Figure record extracts:
• • • • • • •
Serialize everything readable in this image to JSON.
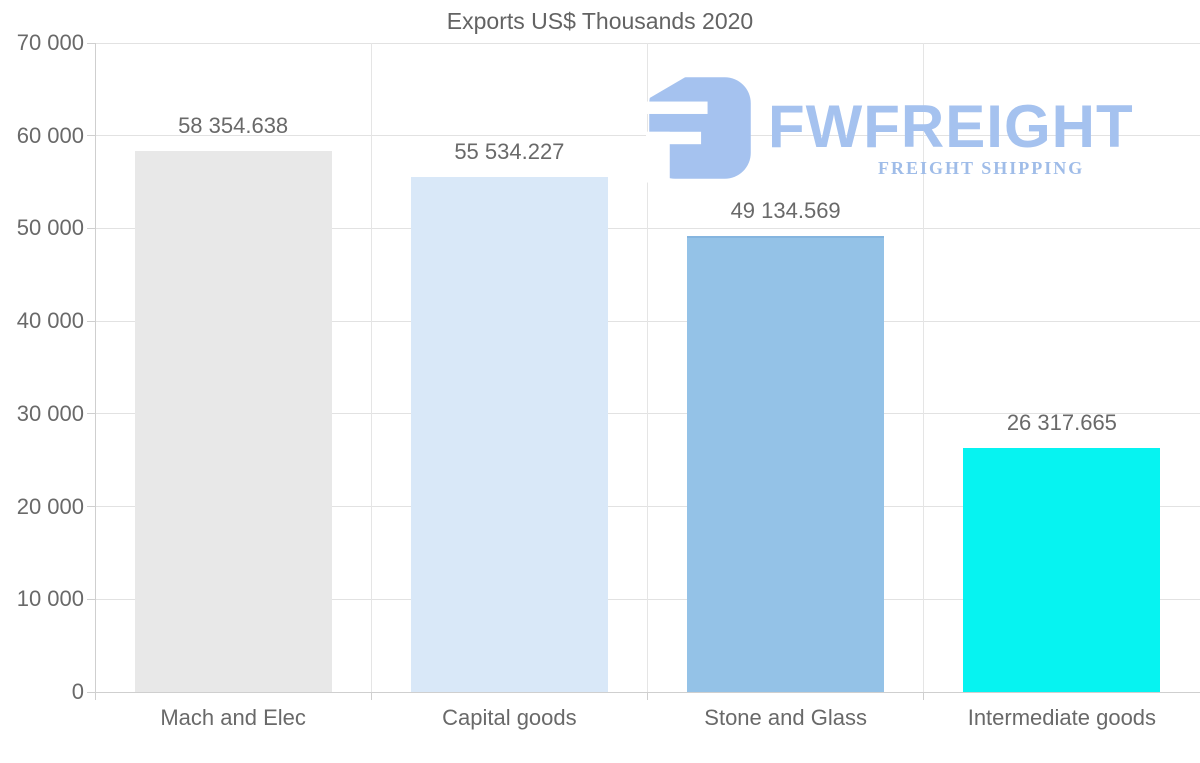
{
  "chart_data": {
    "type": "bar",
    "title": "Exports US$ Thousands 2020",
    "categories": [
      "Mach and Elec",
      "Capital goods",
      "Stone and Glass",
      "Intermediate goods"
    ],
    "values": [
      58354.638,
      55534.227,
      49134.569,
      26317.665
    ],
    "value_labels": [
      "58 354.638",
      "55 534.227",
      "49 134.569",
      "26 317.665"
    ],
    "bar_colors": [
      "#e8e8e8",
      "#d9e8f8",
      "#94c2e7",
      "#06f3f1"
    ],
    "bar_top_borders": [
      null,
      null,
      "#85b5df",
      null
    ],
    "xlabel": "",
    "ylabel": "",
    "ylim": [
      0,
      70000
    ],
    "yticks": [
      0,
      10000,
      20000,
      30000,
      40000,
      50000,
      60000,
      70000
    ],
    "ytick_labels": [
      "0",
      "10 000",
      "20 000",
      "30 000",
      "40 000",
      "50 000",
      "60 000",
      "70 000"
    ],
    "grid": true,
    "legend": "none",
    "gridline_color": "#e2e2e2",
    "axis_color": "#cfcfcf",
    "text_color": "#696969"
  },
  "logo": {
    "name": "FWFREIGHT",
    "tagline": "FREIGHT SHIPPING",
    "color": "#a5c2ef",
    "glyph": "fwfreight-monogram"
  }
}
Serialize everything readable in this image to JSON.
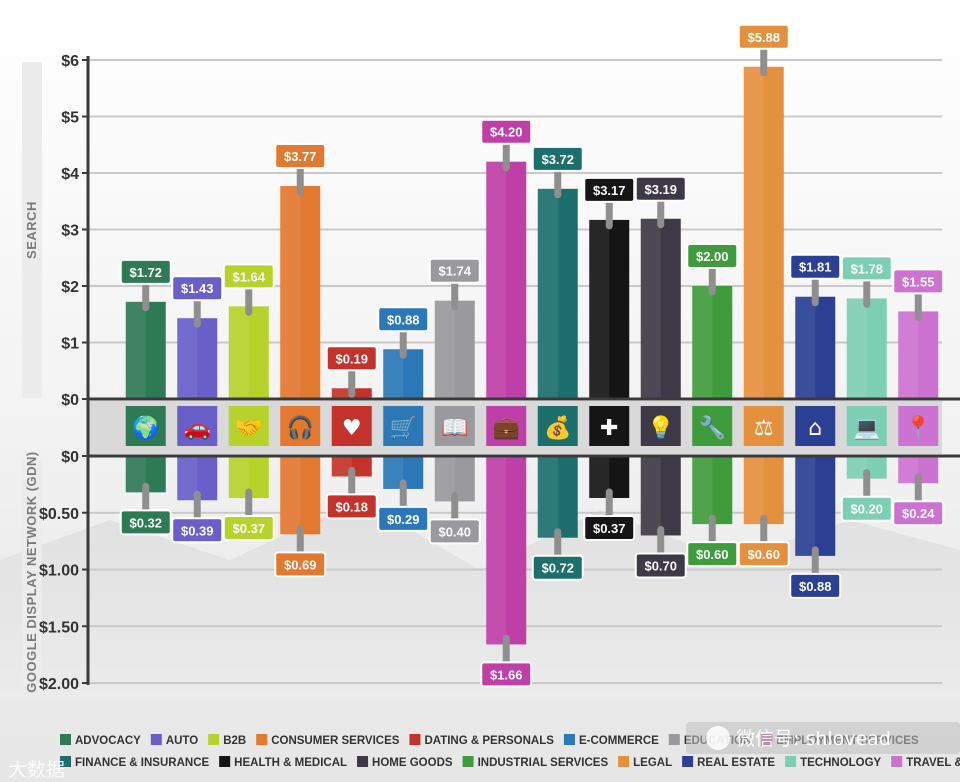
{
  "chart_data": {
    "type": "bar",
    "top_axis_label": "SEARCH",
    "bottom_axis_label": "GOOGLE DISPLAY NETWORK (GDN)",
    "top_ticks": [
      "$6",
      "$5",
      "$4",
      "$3",
      "$2",
      "$1",
      "$0"
    ],
    "bottom_ticks": [
      "$0",
      "$0.50",
      "$1.00",
      "$1.50",
      "$2.00"
    ],
    "top_range": [
      0,
      6
    ],
    "bottom_range": [
      0,
      2
    ],
    "grid": true,
    "legend_position": "bottom",
    "categories": [
      {
        "name": "ADVOCACY",
        "color": "#2e7a55",
        "search": 1.72,
        "search_label": "$1.72",
        "gdn": 0.32,
        "gdn_label": "$0.32",
        "icon": "globe-hands-icon",
        "glyph": "🌍"
      },
      {
        "name": "AUTO",
        "color": "#6a5ec9",
        "search": 1.43,
        "search_label": "$1.43",
        "gdn": 0.39,
        "gdn_label": "$0.39",
        "icon": "car-icon",
        "glyph": "🚗"
      },
      {
        "name": "B2B",
        "color": "#b6d22b",
        "search": 1.64,
        "search_label": "$1.64",
        "gdn": 0.37,
        "gdn_label": "$0.37",
        "icon": "handshake-icon",
        "glyph": "🤝"
      },
      {
        "name": "CONSUMER SERVICES",
        "color": "#e3782f",
        "search": 3.77,
        "search_label": "$3.77",
        "gdn": 0.69,
        "gdn_label": "$0.69",
        "icon": "headset-icon",
        "glyph": "🎧"
      },
      {
        "name": "DATING & PERSONALS",
        "color": "#c4332b",
        "search": 0.19,
        "search_label": "$0.19",
        "gdn": 0.18,
        "gdn_label": "$0.18",
        "icon": "heart-icon",
        "glyph": "♥"
      },
      {
        "name": "E-COMMERCE",
        "color": "#2a78b7",
        "search": 0.88,
        "search_label": "$0.88",
        "gdn": 0.29,
        "gdn_label": "$0.29",
        "icon": "shopping-cart-icon",
        "glyph": "🛒"
      },
      {
        "name": "EDUCATION",
        "color": "#9a9a9e",
        "search": 1.74,
        "search_label": "$1.74",
        "gdn": 0.4,
        "gdn_label": "$0.40",
        "icon": "book-icon",
        "glyph": "📖"
      },
      {
        "name": "EMPLOYMENT SERVICES",
        "color": "#bf3fa8",
        "search": 4.2,
        "search_label": "$4.20",
        "gdn": 1.66,
        "gdn_label": "$1.66",
        "icon": "briefcase-icon",
        "glyph": "💼"
      },
      {
        "name": "FINANCE & INSURANCE",
        "color": "#1d6f6d",
        "search": 3.72,
        "search_label": "$3.72",
        "gdn": 0.72,
        "gdn_label": "$0.72",
        "icon": "money-bag-icon",
        "glyph": "💰"
      },
      {
        "name": "HEALTH & MEDICAL",
        "color": "#151515",
        "search": 3.17,
        "search_label": "$3.17",
        "gdn": 0.37,
        "gdn_label": "$0.37",
        "icon": "first-aid-icon",
        "glyph": "✚"
      },
      {
        "name": "HOME GOODS",
        "color": "#3d3946",
        "search": 3.19,
        "search_label": "$3.19",
        "gdn": 0.7,
        "gdn_label": "$0.70",
        "icon": "lamp-icon",
        "glyph": "💡"
      },
      {
        "name": "INDUSTRIAL SERVICES",
        "color": "#3f9c3c",
        "search": 2.0,
        "search_label": "$2.00",
        "gdn": 0.6,
        "gdn_label": "$0.60",
        "icon": "tools-icon",
        "glyph": "🔧"
      },
      {
        "name": "LEGAL",
        "color": "#e5903d",
        "search": 5.88,
        "search_label": "$5.88",
        "gdn": 0.6,
        "gdn_label": "$0.60",
        "icon": "gavel-icon",
        "glyph": "⚖"
      },
      {
        "name": "REAL ESTATE",
        "color": "#2b3f93",
        "search": 1.81,
        "search_label": "$1.81",
        "gdn": 0.88,
        "gdn_label": "$0.88",
        "icon": "house-icon",
        "glyph": "⌂"
      },
      {
        "name": "TECHNOLOGY",
        "color": "#7dcfb4",
        "search": 1.78,
        "search_label": "$1.78",
        "gdn": 0.2,
        "gdn_label": "$0.20",
        "icon": "laptop-icon",
        "glyph": "💻"
      },
      {
        "name": "TRAVEL & HOSPITALITY",
        "color": "#cc72d0",
        "search": 1.55,
        "search_label": "$1.55",
        "gdn": 0.24,
        "gdn_label": "$0.24",
        "icon": "map-pin-icon",
        "glyph": "📍"
      }
    ],
    "legend_row_1": [
      "ADVOCACY",
      "AUTO",
      "B2B",
      "CONSUMER SERVICES",
      "DATING & PERSONALS",
      "E-COMMERCE",
      "EDUCATION",
      "EMPLOYMENT SERVICES"
    ],
    "legend_row_2": [
      "FINANCE & INSURANCE",
      "HEALTH & MEDICAL",
      "HOME GOODS",
      "INDUSTRIAL SERVICES",
      "LEGAL",
      "REAL ESTATE",
      "TECHNOLOGY",
      "TRAVEL & HOSPITALITY"
    ]
  },
  "watermark": {
    "text": "微信号: shlovead",
    "corner_text": "大数据"
  },
  "colors": {
    "axis": "#3a3a3a",
    "grid": "#c9c9c9",
    "tag_stem": "#8f8f8f",
    "tick": "#333333"
  }
}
• • • • • • •
Pictures don't belong in the copy. Transcribe every record exactly as it appears.

• _CORRECT RESULT_:
Serialize everything readable in this image to JSON.
{
  "chart_data": {
    "type": "bar",
    "title": "Exports US$ Thousands 2020",
    "categories": [
      "Mach and Elec",
      "Capital goods",
      "Stone and Glass",
      "Intermediate goods"
    ],
    "values": [
      58354.638,
      55534.227,
      49134.569,
      26317.665
    ],
    "value_labels": [
      "58 354.638",
      "55 534.227",
      "49 134.569",
      "26 317.665"
    ],
    "bar_colors": [
      "#e8e8e8",
      "#d9e8f8",
      "#94c2e7",
      "#06f3f1"
    ],
    "bar_top_borders": [
      null,
      null,
      "#85b5df",
      null
    ],
    "xlabel": "",
    "ylabel": "",
    "ylim": [
      0,
      70000
    ],
    "yticks": [
      0,
      10000,
      20000,
      30000,
      40000,
      50000,
      60000,
      70000
    ],
    "ytick_labels": [
      "0",
      "10 000",
      "20 000",
      "30 000",
      "40 000",
      "50 000",
      "60 000",
      "70 000"
    ],
    "grid": true,
    "legend": "none",
    "gridline_color": "#e2e2e2",
    "axis_color": "#cfcfcf",
    "text_color": "#696969"
  },
  "logo": {
    "name": "FWFREIGHT",
    "tagline": "FREIGHT SHIPPING",
    "color": "#a5c2ef",
    "glyph": "fwfreight-monogram"
  }
}
Serialize everything readable in this image to JSON.
{
  "chart_data": {
    "type": "bar",
    "top_axis_label": "SEARCH",
    "bottom_axis_label": "GOOGLE DISPLAY NETWORK (GDN)",
    "top_ticks": [
      "$6",
      "$5",
      "$4",
      "$3",
      "$2",
      "$1",
      "$0"
    ],
    "bottom_ticks": [
      "$0",
      "$0.50",
      "$1.00",
      "$1.50",
      "$2.00"
    ],
    "top_range": [
      0,
      6
    ],
    "bottom_range": [
      0,
      2
    ],
    "grid": true,
    "legend_position": "bottom",
    "categories": [
      {
        "name": "ADVOCACY",
        "color": "#2e7a55",
        "search": 1.72,
        "search_label": "$1.72",
        "gdn": 0.32,
        "gdn_label": "$0.32",
        "icon": "globe-hands-icon",
        "glyph": "🌍"
      },
      {
        "name": "AUTO",
        "color": "#6a5ec9",
        "search": 1.43,
        "search_label": "$1.43",
        "gdn": 0.39,
        "gdn_label": "$0.39",
        "icon": "car-icon",
        "glyph": "🚗"
      },
      {
        "name": "B2B",
        "color": "#b6d22b",
        "search": 1.64,
        "search_label": "$1.64",
        "gdn": 0.37,
        "gdn_label": "$0.37",
        "icon": "handshake-icon",
        "glyph": "🤝"
      },
      {
        "name": "CONSUMER SERVICES",
        "color": "#e3782f",
        "search": 3.77,
        "search_label": "$3.77",
        "gdn": 0.69,
        "gdn_label": "$0.69",
        "icon": "headset-icon",
        "glyph": "🎧"
      },
      {
        "name": "DATING & PERSONALS",
        "color": "#c4332b",
        "search": 0.19,
        "search_label": "$0.19",
        "gdn": 0.18,
        "gdn_label": "$0.18",
        "icon": "heart-icon",
        "glyph": "♥"
      },
      {
        "name": "E-COMMERCE",
        "color": "#2a78b7",
        "search": 0.88,
        "search_label": "$0.88",
        "gdn": 0.29,
        "gdn_label": "$0.29",
        "icon": "shopping-cart-icon",
        "glyph": "🛒"
      },
      {
        "name": "EDUCATION",
        "color": "#9a9a9e",
        "search": 1.74,
        "search_label": "$1.74",
        "gdn": 0.4,
        "gdn_label": "$0.40",
        "icon": "book-icon",
        "glyph": "📖"
      },
      {
        "name": "EMPLOYMENT SERVICES",
        "color": "#bf3fa8",
        "search": 4.2,
        "search_label": "$4.20",
        "gdn": 1.66,
        "gdn_label": "$1.66",
        "icon": "briefcase-icon",
        "glyph": "💼"
      },
      {
        "name": "FINANCE & INSURANCE",
        "color": "#1d6f6d",
        "search": 3.72,
        "search_label": "$3.72",
        "gdn": 0.72,
        "gdn_label": "$0.72",
        "icon": "money-bag-icon",
        "glyph": "💰"
      },
      {
        "name": "HEALTH & MEDICAL",
        "color": "#151515",
        "search": 3.17,
        "search_label": "$3.17",
        "gdn": 0.37,
        "gdn_label": "$0.37",
        "icon": "first-aid-icon",
        "glyph": "✚"
      },
      {
        "name": "HOME GOODS",
        "color": "#3d3946",
        "search": 3.19,
        "search_label": "$3.19",
        "gdn": 0.7,
        "gdn_label": "$0.70",
        "icon": "lamp-icon",
        "glyph": "💡"
      },
      {
        "name": "INDUSTRIAL SERVICES",
        "color": "#3f9c3c",
        "search": 2.0,
        "search_label": "$2.00",
        "gdn": 0.6,
        "gdn_label": "$0.60",
        "icon": "tools-icon",
        "glyph": "🔧"
      },
      {
        "name": "LEGAL",
        "color": "#e5903d",
        "search": 5.88,
        "search_label": "$5.88",
        "gdn": 0.6,
        "gdn_label": "$0.60",
        "icon": "gavel-icon",
        "glyph": "⚖"
      },
      {
        "name": "REAL ESTATE",
        "color": "#2b3f93",
        "search": 1.81,
        "search_label": "$1.81",
        "gdn": 0.88,
        "gdn_label": "$0.88",
        "icon": "house-icon",
        "glyph": "⌂"
      },
      {
        "name": "TECHNOLOGY",
        "color": "#7dcfb4",
        "search": 1.78,
        "search_label": "$1.78",
        "gdn": 0.2,
        "gdn_label": "$0.20",
        "icon": "laptop-icon",
        "glyph": "💻"
      },
      {
        "name": "TRAVEL & HOSPITALITY",
        "color": "#cc72d0",
        "search": 1.55,
        "search_label": "$1.55",
        "gdn": 0.24,
        "gdn_label": "$0.24",
        "icon": "map-pin-icon",
        "glyph": "📍"
      }
    ],
    "legend_row_1": [
      "ADVOCACY",
      "AUTO",
      "B2B",
      "CONSUMER SERVICES",
      "DATING & PERSONALS",
      "E-COMMERCE",
      "EDUCATION",
      "EMPLOYMENT SERVICES"
    ],
    "legend_row_2": [
      "FINANCE & INSURANCE",
      "HEALTH & MEDICAL",
      "HOME GOODS",
      "INDUSTRIAL SERVICES",
      "LEGAL",
      "REAL ESTATE",
      "TECHNOLOGY",
      "TRAVEL & HOSPITALITY"
    ]
  },
  "watermark": {
    "text": "微信号: shlovead",
    "corner_text": "大数据"
  },
  "colors": {
    "axis": "#3a3a3a",
    "grid": "#c9c9c9",
    "tag_stem": "#8f8f8f",
    "tick": "#333333"
  }
}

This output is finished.